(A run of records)
********************

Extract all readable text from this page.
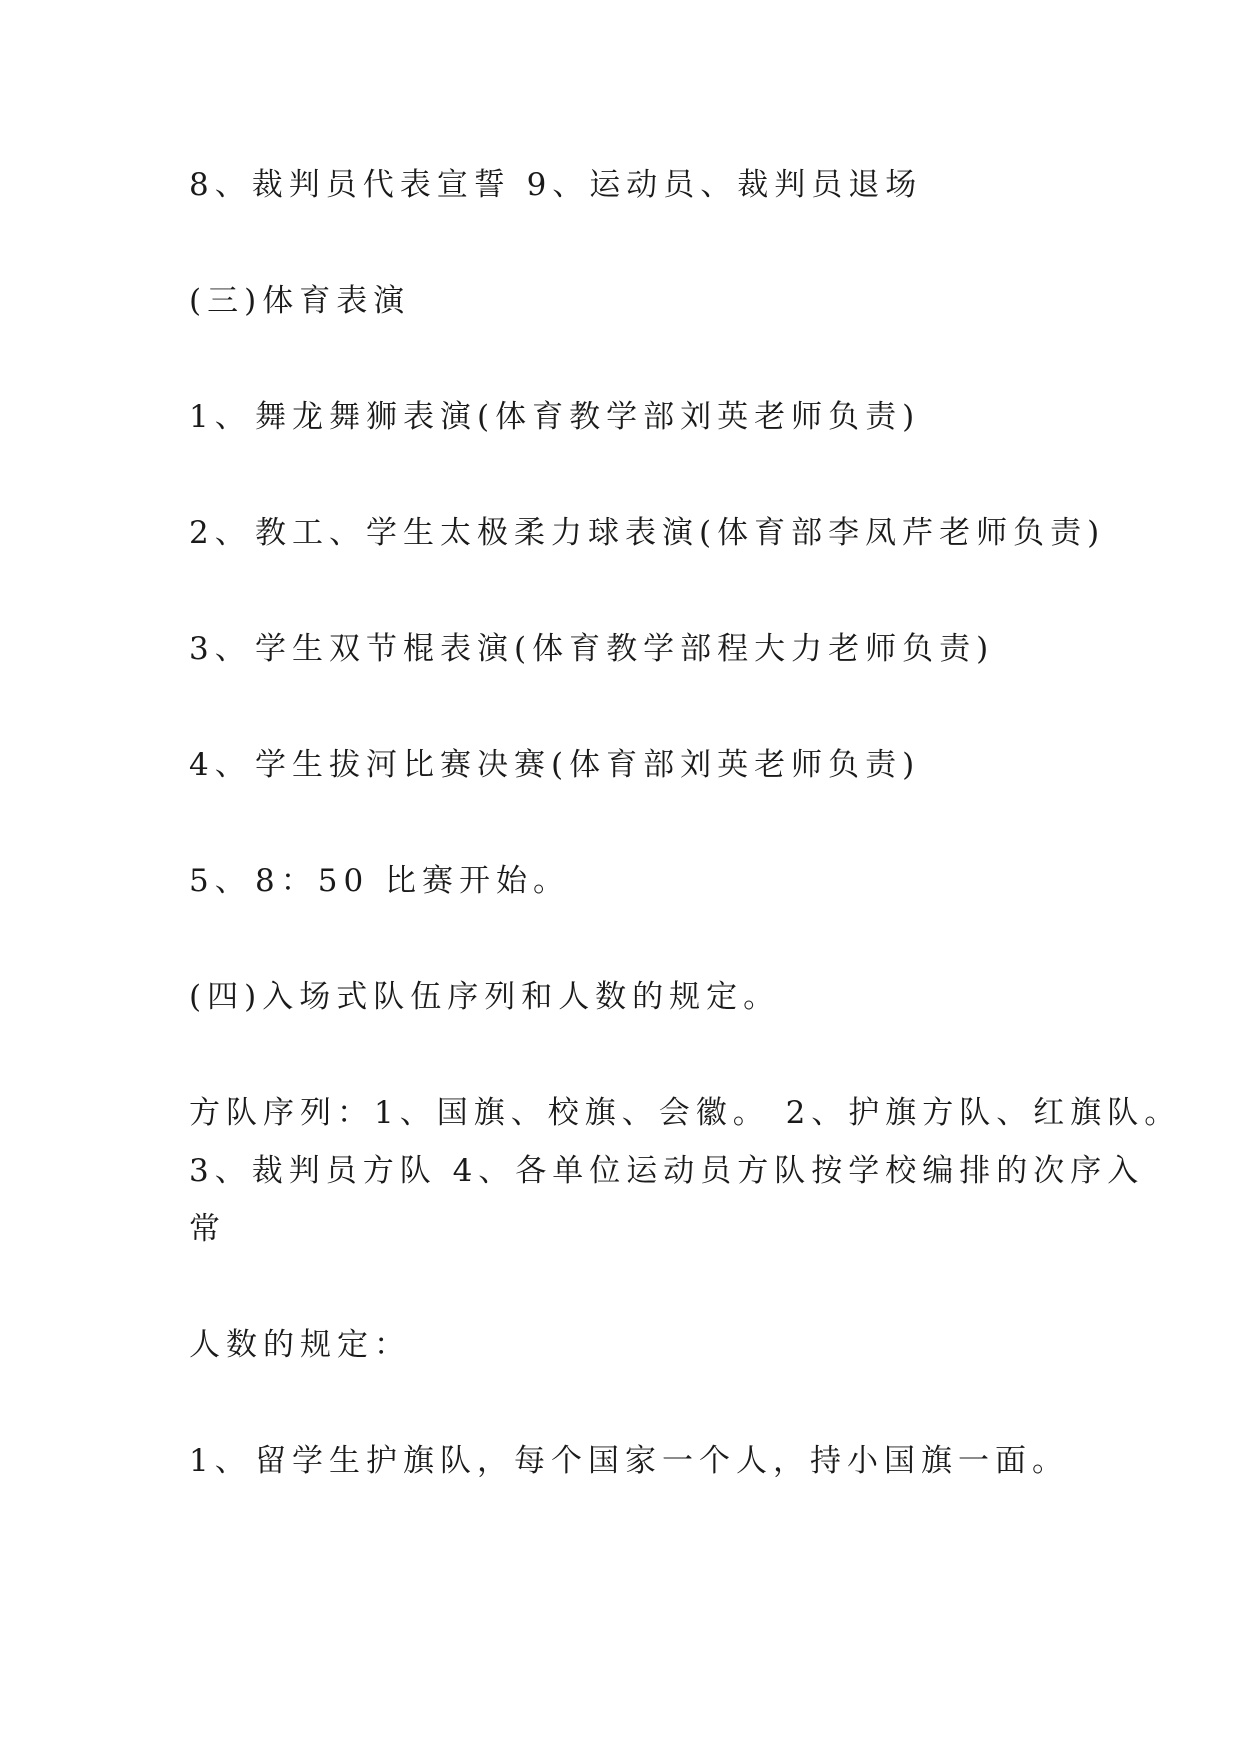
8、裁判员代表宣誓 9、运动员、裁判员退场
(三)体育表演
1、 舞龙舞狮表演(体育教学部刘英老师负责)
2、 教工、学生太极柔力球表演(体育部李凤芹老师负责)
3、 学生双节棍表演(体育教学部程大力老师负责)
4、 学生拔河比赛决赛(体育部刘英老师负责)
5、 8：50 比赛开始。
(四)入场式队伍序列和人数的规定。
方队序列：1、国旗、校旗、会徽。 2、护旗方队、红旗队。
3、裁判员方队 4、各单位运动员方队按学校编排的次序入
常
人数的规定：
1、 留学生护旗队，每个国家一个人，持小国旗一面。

********************

Transcribe all the data word for word; the images stay out.

▸ **OUTPUT BELOW**
Extract all readable text from this page.
8、裁判员代表宣誓 9、运动员、裁判员退场
(三)体育表演
1、 舞龙舞狮表演(体育教学部刘英老师负责)
2、 教工、学生太极柔力球表演(体育部李凤芹老师负责)
3、 学生双节棍表演(体育教学部程大力老师负责)
4、 学生拔河比赛决赛(体育部刘英老师负责)
5、 8：50 比赛开始。
(四)入场式队伍序列和人数的规定。
方队序列：1、国旗、校旗、会徽。 2、护旗方队、红旗队。
3、裁判员方队 4、各单位运动员方队按学校编排的次序入
常
人数的规定：
1、 留学生护旗队，每个国家一个人，持小国旗一面。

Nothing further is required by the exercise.